*** Opening of DATASET RECORDS ***

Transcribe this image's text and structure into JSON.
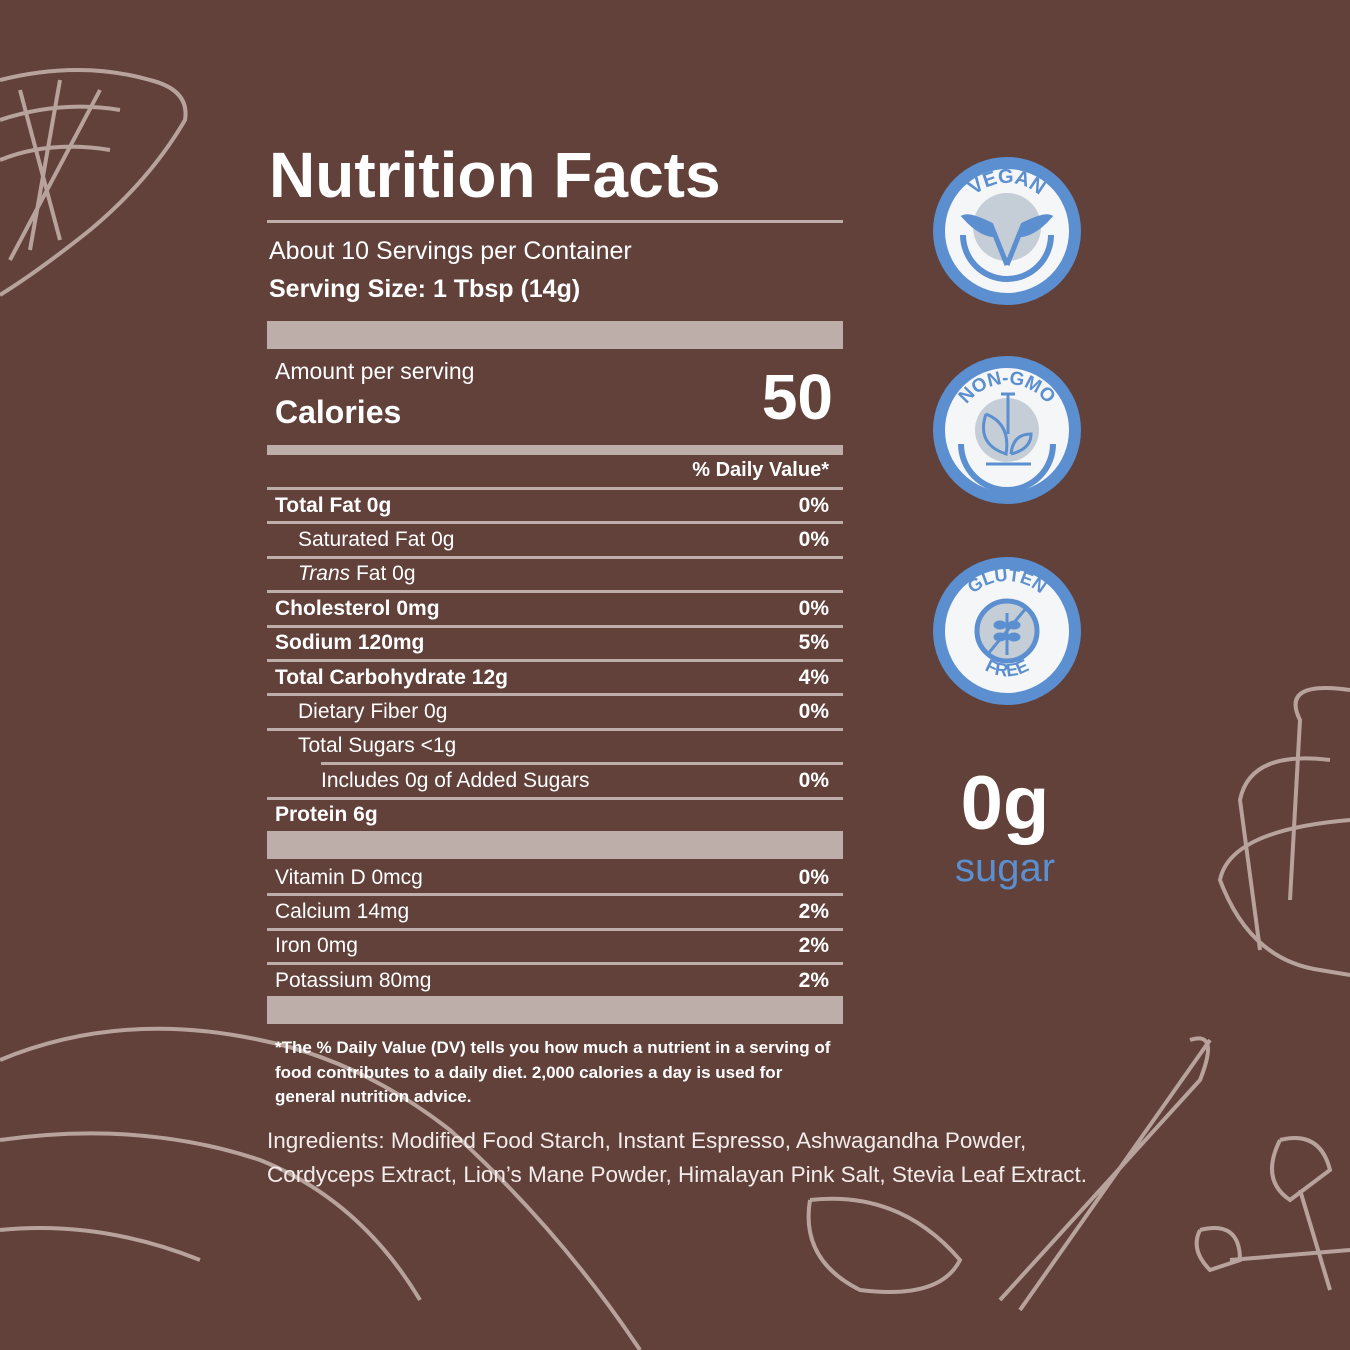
{
  "panel": {
    "title": "Nutrition Facts",
    "servings": "About 10 Servings per Container",
    "serving_size": "Serving Size: 1 Tbsp (14g)",
    "amount_per_serving": "Amount per serving",
    "calories_label": "Calories",
    "calories_value": "50",
    "daily_value_header": "% Daily Value*",
    "rows": [
      {
        "label": "Total Fat 0g",
        "dv": "0%"
      },
      {
        "label": "Saturated Fat 0g",
        "dv": "0%"
      },
      {
        "label_italic": "Trans",
        "label": " Fat 0g",
        "dv": ""
      },
      {
        "label": "Cholesterol 0mg",
        "dv": "0%"
      },
      {
        "label": "Sodium 120mg",
        "dv": "5%"
      },
      {
        "label": "Total Carbohydrate 12g",
        "dv": "4%"
      },
      {
        "label": "Dietary Fiber 0g",
        "dv": "0%"
      },
      {
        "label": "Total Sugars <1g",
        "dv": ""
      },
      {
        "label": "Includes 0g of Added Sugars",
        "dv": "0%"
      },
      {
        "label": "Protein 6g",
        "dv": ""
      }
    ],
    "vitamins": [
      {
        "label": "Vitamin D 0mcg",
        "dv": "0%"
      },
      {
        "label": "Calcium 14mg",
        "dv": "2%"
      },
      {
        "label": "Iron 0mg",
        "dv": "2%"
      },
      {
        "label": "Potassium 80mg",
        "dv": "2%"
      }
    ],
    "footnote": "*The % Daily Value (DV) tells you how much a nutrient in a serving of food contributes to a daily diet. 2,000 calories a day is used for general nutrition advice."
  },
  "ingredients": "Ingredients: Modified Food Starch, Instant Espresso, Ashwagandha Powder, Cordyceps Extract, Lion’s Mane Powder, Himalayan Pink Salt, Stevia Leaf Extract.",
  "badges": [
    {
      "text": "VEGAN",
      "icon": "leaf-v-icon"
    },
    {
      "text": "NON-GMO",
      "icon": "leaf-test-tube-icon"
    },
    {
      "text": "GLUTEN FREE",
      "icon": "wheat-crossed-icon"
    }
  ],
  "sugar_callout": {
    "amount": "0g",
    "label": "sugar"
  },
  "colors": {
    "background": "#61413a",
    "bars": "#bdaeaa",
    "badge_blue": "#5b8fd0",
    "badge_white": "#f4f6f8",
    "badge_grey": "#c5cdd6"
  }
}
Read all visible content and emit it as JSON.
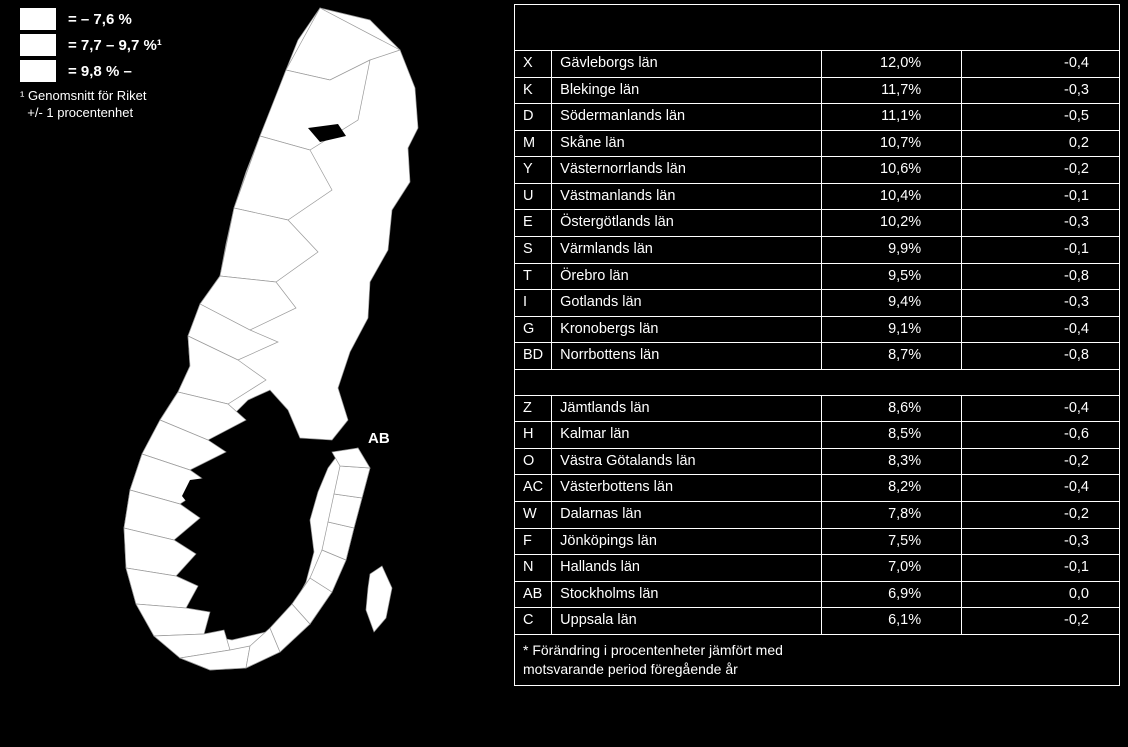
{
  "legend": {
    "rows": [
      {
        "label": "= – 7,6 %"
      },
      {
        "label": "= 7,7 – 9,7 %¹"
      },
      {
        "label": "= 9,8 % –"
      }
    ],
    "note_line1": "¹ Genomsnitt för Riket",
    "note_line2": "+/- 1 procentenhet",
    "swatch_color": "#ffffff"
  },
  "map": {
    "ab_label": "AB",
    "fill": "#ffffff",
    "stroke": "#000000"
  },
  "table": {
    "group1": [
      {
        "code": "X",
        "name": "Gävleborgs län",
        "pct": "12,0%",
        "chg": "-0,4"
      },
      {
        "code": "K",
        "name": "Blekinge län",
        "pct": "11,7%",
        "chg": "-0,3"
      },
      {
        "code": "D",
        "name": "Södermanlands län",
        "pct": "11,1%",
        "chg": "-0,5"
      },
      {
        "code": "M",
        "name": "Skåne län",
        "pct": "10,7%",
        "chg": "0,2"
      },
      {
        "code": "Y",
        "name": "Västernorrlands län",
        "pct": "10,6%",
        "chg": "-0,2"
      },
      {
        "code": "U",
        "name": "Västmanlands län",
        "pct": "10,4%",
        "chg": "-0,1"
      },
      {
        "code": "E",
        "name": "Östergötlands län",
        "pct": "10,2%",
        "chg": "-0,3"
      },
      {
        "code": "S",
        "name": "Värmlands län",
        "pct": "9,9%",
        "chg": "-0,1"
      },
      {
        "code": "T",
        "name": "Örebro län",
        "pct": "9,5%",
        "chg": "-0,8"
      },
      {
        "code": "I",
        "name": "Gotlands län",
        "pct": "9,4%",
        "chg": "-0,3"
      },
      {
        "code": "G",
        "name": "Kronobergs län",
        "pct": "9,1%",
        "chg": "-0,4"
      },
      {
        "code": "BD",
        "name": "Norrbottens län",
        "pct": "8,7%",
        "chg": "-0,8"
      }
    ],
    "group2": [
      {
        "code": "Z",
        "name": "Jämtlands län",
        "pct": "8,6%",
        "chg": "-0,4"
      },
      {
        "code": "H",
        "name": "Kalmar län",
        "pct": "8,5%",
        "chg": "-0,6"
      },
      {
        "code": "O",
        "name": "Västra Götalands län",
        "pct": "8,3%",
        "chg": "-0,2"
      },
      {
        "code": "AC",
        "name": "Västerbottens län",
        "pct": "8,2%",
        "chg": "-0,4"
      },
      {
        "code": "W",
        "name": "Dalarnas län",
        "pct": "7,8%",
        "chg": "-0,2"
      },
      {
        "code": "F",
        "name": "Jönköpings län",
        "pct": "7,5%",
        "chg": "-0,3"
      },
      {
        "code": "N",
        "name": "Hallands län",
        "pct": "7,0%",
        "chg": "-0,1"
      },
      {
        "code": "AB",
        "name": "Stockholms län",
        "pct": "6,9%",
        "chg": "0,0"
      },
      {
        "code": "C",
        "name": "Uppsala län",
        "pct": "6,1%",
        "chg": "-0,2"
      }
    ],
    "footnote_line1": "* Förändring i procentenheter jämfört med",
    "footnote_line2": "motsvarande period föregående år"
  },
  "colors": {
    "background": "#000000",
    "text": "#ffffff",
    "border": "#ffffff"
  }
}
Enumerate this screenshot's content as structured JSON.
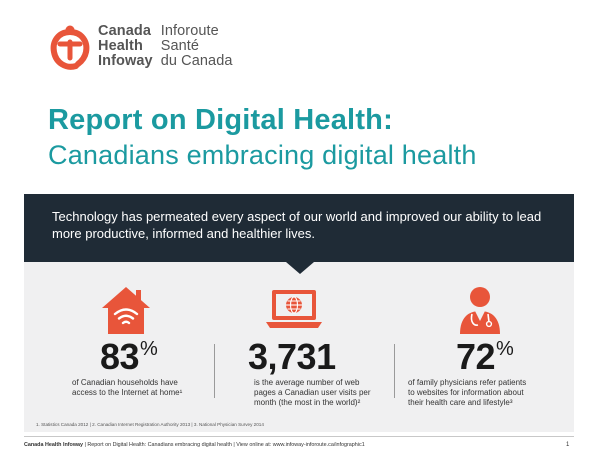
{
  "logo": {
    "en_lines": [
      "Canada",
      "Health",
      "Infoway"
    ],
    "fr_lines": [
      "Inforoute",
      "Santé",
      "du Canada"
    ]
  },
  "title": {
    "main": "Report on Digital Health:",
    "sub": "Canadians embracing digital health"
  },
  "banner": {
    "text": "Technology has permeated every aspect of our world and improved our ability to lead more productive, informed and healthier lives."
  },
  "stats": [
    {
      "icon": "house-wifi-icon",
      "value": "83",
      "suffix": "%",
      "desc_lines": [
        "of Canadian households have",
        "access to the Internet at home¹"
      ]
    },
    {
      "icon": "laptop-globe-icon",
      "value": "3,731",
      "suffix": "",
      "desc_lines": [
        "is the average number of web",
        "pages a Canadian user visits per",
        "month (the most in the world)²"
      ]
    },
    {
      "icon": "physician-icon",
      "value": "72",
      "suffix": "%",
      "desc_lines": [
        "of family physicians refer patients",
        "to websites for information about",
        "their health care and lifestyle³"
      ]
    }
  ],
  "footnotes": "1. Statistics Canada 2012  |  2. Canadian Internet Registration Authority 2013  |  3. National Physician Survey 2014",
  "footer": {
    "org": "Canada Health Infoway",
    "rest": "  |  Report on Digital Health: Canadians embracing digital health  |  View online at: www.infoway-inforoute.ca/infographic1",
    "page": "1"
  },
  "colors": {
    "teal": "#1b9aa0",
    "orange": "#e8553a",
    "banner": "#1f2b36",
    "panel": "#f0f0f1"
  }
}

*** Close of DATASET RECORDS ***

* TASK TO COMPLETE
Each line carrying the string "Sugars" should be copied out from the entries.

* RESPONSE AREA
        "label": "Total Sugars <1g",
        "label": "Includes 0g of Added Sugars",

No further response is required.